··· Working data ···

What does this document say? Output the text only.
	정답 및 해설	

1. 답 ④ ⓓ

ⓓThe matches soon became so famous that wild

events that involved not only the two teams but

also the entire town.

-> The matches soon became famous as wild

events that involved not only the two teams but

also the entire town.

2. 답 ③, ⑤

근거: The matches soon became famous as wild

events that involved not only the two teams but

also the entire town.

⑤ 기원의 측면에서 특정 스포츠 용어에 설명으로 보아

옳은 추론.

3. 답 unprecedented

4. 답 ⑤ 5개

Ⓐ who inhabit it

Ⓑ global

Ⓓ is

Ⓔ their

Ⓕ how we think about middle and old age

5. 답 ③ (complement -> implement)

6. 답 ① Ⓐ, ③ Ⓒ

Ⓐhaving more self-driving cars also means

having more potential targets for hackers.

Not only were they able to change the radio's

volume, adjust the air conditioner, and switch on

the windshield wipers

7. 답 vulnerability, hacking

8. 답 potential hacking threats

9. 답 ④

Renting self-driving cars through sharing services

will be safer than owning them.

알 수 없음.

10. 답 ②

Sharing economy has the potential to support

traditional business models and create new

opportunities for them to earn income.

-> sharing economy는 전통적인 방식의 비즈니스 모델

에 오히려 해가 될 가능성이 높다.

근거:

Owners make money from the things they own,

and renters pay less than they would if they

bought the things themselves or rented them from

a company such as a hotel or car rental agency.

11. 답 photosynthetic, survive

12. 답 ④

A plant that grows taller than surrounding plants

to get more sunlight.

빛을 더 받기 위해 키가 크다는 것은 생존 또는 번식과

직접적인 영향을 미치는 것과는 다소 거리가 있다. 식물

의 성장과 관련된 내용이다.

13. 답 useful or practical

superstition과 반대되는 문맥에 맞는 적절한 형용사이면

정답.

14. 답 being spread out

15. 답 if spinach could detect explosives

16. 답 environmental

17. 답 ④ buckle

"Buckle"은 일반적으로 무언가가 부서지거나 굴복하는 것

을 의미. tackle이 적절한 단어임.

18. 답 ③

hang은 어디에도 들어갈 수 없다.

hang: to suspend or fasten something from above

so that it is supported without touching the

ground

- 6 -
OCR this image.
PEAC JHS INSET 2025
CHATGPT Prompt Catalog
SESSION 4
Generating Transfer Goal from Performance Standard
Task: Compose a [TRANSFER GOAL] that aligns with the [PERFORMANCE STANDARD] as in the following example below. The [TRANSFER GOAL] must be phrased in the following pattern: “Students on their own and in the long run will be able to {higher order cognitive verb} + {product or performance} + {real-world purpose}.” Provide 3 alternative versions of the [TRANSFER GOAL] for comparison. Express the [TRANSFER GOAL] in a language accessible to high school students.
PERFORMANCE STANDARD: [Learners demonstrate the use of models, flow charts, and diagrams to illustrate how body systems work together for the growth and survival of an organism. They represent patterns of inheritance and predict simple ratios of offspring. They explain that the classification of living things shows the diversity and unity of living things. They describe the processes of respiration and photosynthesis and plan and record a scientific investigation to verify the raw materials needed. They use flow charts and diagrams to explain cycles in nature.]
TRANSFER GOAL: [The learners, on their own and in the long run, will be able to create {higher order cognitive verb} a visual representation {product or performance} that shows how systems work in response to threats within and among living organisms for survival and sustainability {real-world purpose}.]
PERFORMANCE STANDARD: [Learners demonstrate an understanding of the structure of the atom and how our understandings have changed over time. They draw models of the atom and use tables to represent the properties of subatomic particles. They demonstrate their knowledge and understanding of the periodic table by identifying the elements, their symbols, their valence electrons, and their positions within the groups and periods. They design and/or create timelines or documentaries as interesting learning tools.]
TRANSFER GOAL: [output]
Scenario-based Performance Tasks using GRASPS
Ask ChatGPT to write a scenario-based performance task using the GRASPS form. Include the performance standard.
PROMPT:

···

→ **Set exercise**
Go through the material above line by line and copy it exactly.

→ **The reply**
What does this document say? Output the text only.
	정답 및 해설	

1. 답 ④ ⓓ

ⓓThe matches soon became so famous that wild

events that involved not only the two teams but

also the entire town.

-> The matches soon became famous as wild

events that involved not only the two teams but

also the entire town.

2. 답 ③, ⑤

근거: The matches soon became famous as wild

events that involved not only the two teams but

also the entire town.

⑤ 기원의 측면에서 특정 스포츠 용어에 설명으로 보아

옳은 추론.

3. 답 unprecedented

4. 답 ⑤ 5개

Ⓐ who inhabit it

Ⓑ global

Ⓓ is

Ⓔ their

Ⓕ how we think about middle and old age

5. 답 ③ (complement -> implement)

6. 답 ① Ⓐ, ③ Ⓒ

Ⓐhaving more self-driving cars also means

having more potential targets for hackers.

Not only were they able to change the radio's

volume, adjust the air conditioner, and switch on

the windshield wipers

7. 답 vulnerability, hacking

8. 답 potential hacking threats

9. 답 ④

Renting self-driving cars through sharing services

will be safer than owning them.

알 수 없음.

10. 답 ②

Sharing economy has the potential to support

traditional business models and create new

opportunities for them to earn income.

-> sharing economy는 전통적인 방식의 비즈니스 모델

에 오히려 해가 될 가능성이 높다.

근거:

Owners make money from the things they own,

and renters pay less than they would if they

bought the things themselves or rented them from

a company such as a hotel or car rental agency.

11. 답 photosynthetic, survive

12. 답 ④

A plant that grows taller than surrounding plants

to get more sunlight.

빛을 더 받기 위해 키가 크다는 것은 생존 또는 번식과

직접적인 영향을 미치는 것과는 다소 거리가 있다. 식물

의 성장과 관련된 내용이다.

13. 답 useful or practical

superstition과 반대되는 문맥에 맞는 적절한 형용사이면

정답.

14. 답 being spread out

15. 답 if spinach could detect explosives

16. 답 environmental

17. 답 ④ buckle

"Buckle"은 일반적으로 무언가가 부서지거나 굴복하는 것

을 의미. tackle이 적절한 단어임.

18. 답 ③

hang은 어디에도 들어갈 수 없다.

hang: to suspend or fasten something from above

so that it is supported without touching the

ground

- 6 -
OCR this image.
PEAC JHS INSET 2025
CHATGPT Prompt Catalog
SESSION 4
Generating Transfer Goal from Performance Standard
Task: Compose a [TRANSFER GOAL] that aligns with the [PERFORMANCE STANDARD] as in the following example below. The [TRANSFER GOAL] must be phrased in the following pattern: “Students on their own and in the long run will be able to {higher order cognitive verb} + {product or performance} + {real-world purpose}.” Provide 3 alternative versions of the [TRANSFER GOAL] for comparison. Express the [TRANSFER GOAL] in a language accessible to high school students.
PERFORMANCE STANDARD: [Learners demonstrate the use of models, flow charts, and diagrams to illustrate how body systems work together for the growth and survival of an organism. They represent patterns of inheritance and predict simple ratios of offspring. They explain that the classification of living things shows the diversity and unity of living things. They describe the processes of respiration and photosynthesis and plan and record a scientific investigation to verify the raw materials needed. They use flow charts and diagrams to explain cycles in nature.]
TRANSFER GOAL: [The learners, on their own and in the long run, will be able to create {higher order cognitive verb} a visual representation {product or performance} that shows how systems work in response to threats within and among living organisms for survival and sustainability {real-world purpose}.]
PERFORMANCE STANDARD: [Learners demonstrate an understanding of the structure of the atom and how our understandings have changed over time. They draw models of the atom and use tables to represent the properties of subatomic particles. They demonstrate their knowledge and understanding of the periodic table by identifying the elements, their symbols, their valence electrons, and their positions within the groups and periods. They design and/or create timelines or documentaries as interesting learning tools.]
TRANSFER GOAL: [output]
Scenario-based Performance Tasks using GRASPS
Ask ChatGPT to write a scenario-based performance task using the GRASPS form. Include the performance standard.
PROMPT:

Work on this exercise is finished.